Exercise |
Please output the whole listing below exactly as it is.

Entries shown |
☆ ☆ ☆ ☆ ☆

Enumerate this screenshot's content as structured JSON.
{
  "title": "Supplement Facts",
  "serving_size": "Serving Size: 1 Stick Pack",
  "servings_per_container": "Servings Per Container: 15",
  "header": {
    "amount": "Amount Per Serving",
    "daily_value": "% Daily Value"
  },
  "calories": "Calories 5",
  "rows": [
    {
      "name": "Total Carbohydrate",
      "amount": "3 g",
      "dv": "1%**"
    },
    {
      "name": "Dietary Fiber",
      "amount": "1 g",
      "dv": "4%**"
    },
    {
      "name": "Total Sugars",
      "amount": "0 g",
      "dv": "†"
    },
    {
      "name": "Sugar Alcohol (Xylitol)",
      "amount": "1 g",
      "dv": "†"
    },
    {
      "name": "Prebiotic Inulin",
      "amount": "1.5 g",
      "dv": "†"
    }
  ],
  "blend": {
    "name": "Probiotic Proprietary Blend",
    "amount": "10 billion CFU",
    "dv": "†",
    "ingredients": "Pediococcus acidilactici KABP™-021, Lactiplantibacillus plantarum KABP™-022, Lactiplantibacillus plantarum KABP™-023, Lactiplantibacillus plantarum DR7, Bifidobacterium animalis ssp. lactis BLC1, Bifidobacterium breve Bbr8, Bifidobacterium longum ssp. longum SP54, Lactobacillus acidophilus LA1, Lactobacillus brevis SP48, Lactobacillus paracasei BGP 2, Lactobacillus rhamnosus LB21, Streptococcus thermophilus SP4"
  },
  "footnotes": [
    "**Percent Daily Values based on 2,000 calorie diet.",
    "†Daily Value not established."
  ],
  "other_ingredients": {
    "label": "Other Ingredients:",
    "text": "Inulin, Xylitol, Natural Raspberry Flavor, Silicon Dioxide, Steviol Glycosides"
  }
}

☆ ☆ ☆ ☆ ☆

Exercise response |
Enumerate this screenshot's content as structured JSON.
{
  "title": "Supplement Facts",
  "serving_size": "Serving Size: 1 Stick Pack",
  "servings_per_container": "Servings Per Container: 15",
  "header": {
    "amount": "Amount Per Serving",
    "daily_value": "% Daily Value"
  },
  "calories": "Calories 5",
  "rows": [
    {
      "name": "Total Carbohydrate",
      "amount": "3 g",
      "dv": "1%**"
    },
    {
      "name": "Dietary Fiber",
      "amount": "1 g",
      "dv": "4%**"
    },
    {
      "name": "Total Sugars",
      "amount": "0 g",
      "dv": "†"
    },
    {
      "name": "Sugar Alcohol (Xylitol)",
      "amount": "1 g",
      "dv": "†"
    },
    {
      "name": "Prebiotic Inulin",
      "amount": "1.5 g",
      "dv": "†"
    }
  ],
  "blend": {
    "name": "Probiotic Proprietary Blend",
    "amount": "10 billion CFU",
    "dv": "†",
    "ingredients": "Pediococcus acidilactici KABP™-021, Lactiplantibacillus plantarum KABP™-022, Lactiplantibacillus plantarum KABP™-023, Lactiplantibacillus plantarum DR7, Bifidobacterium animalis ssp. lactis BLC1, Bifidobacterium breve Bbr8, Bifidobacterium longum ssp. longum SP54, Lactobacillus acidophilus LA1, Lactobacillus brevis SP48, Lactobacillus paracasei BGP 2, Lactobacillus rhamnosus LB21, Streptococcus thermophilus SP4"
  },
  "footnotes": [
    "**Percent Daily Values based on 2,000 calorie diet.",
    "†Daily Value not established."
  ],
  "other_ingredients": {
    "label": "Other Ingredients:",
    "text": "Inulin, Xylitol, Natural Raspberry Flavor, Silicon Dioxide, Steviol Glycosides"
  }
}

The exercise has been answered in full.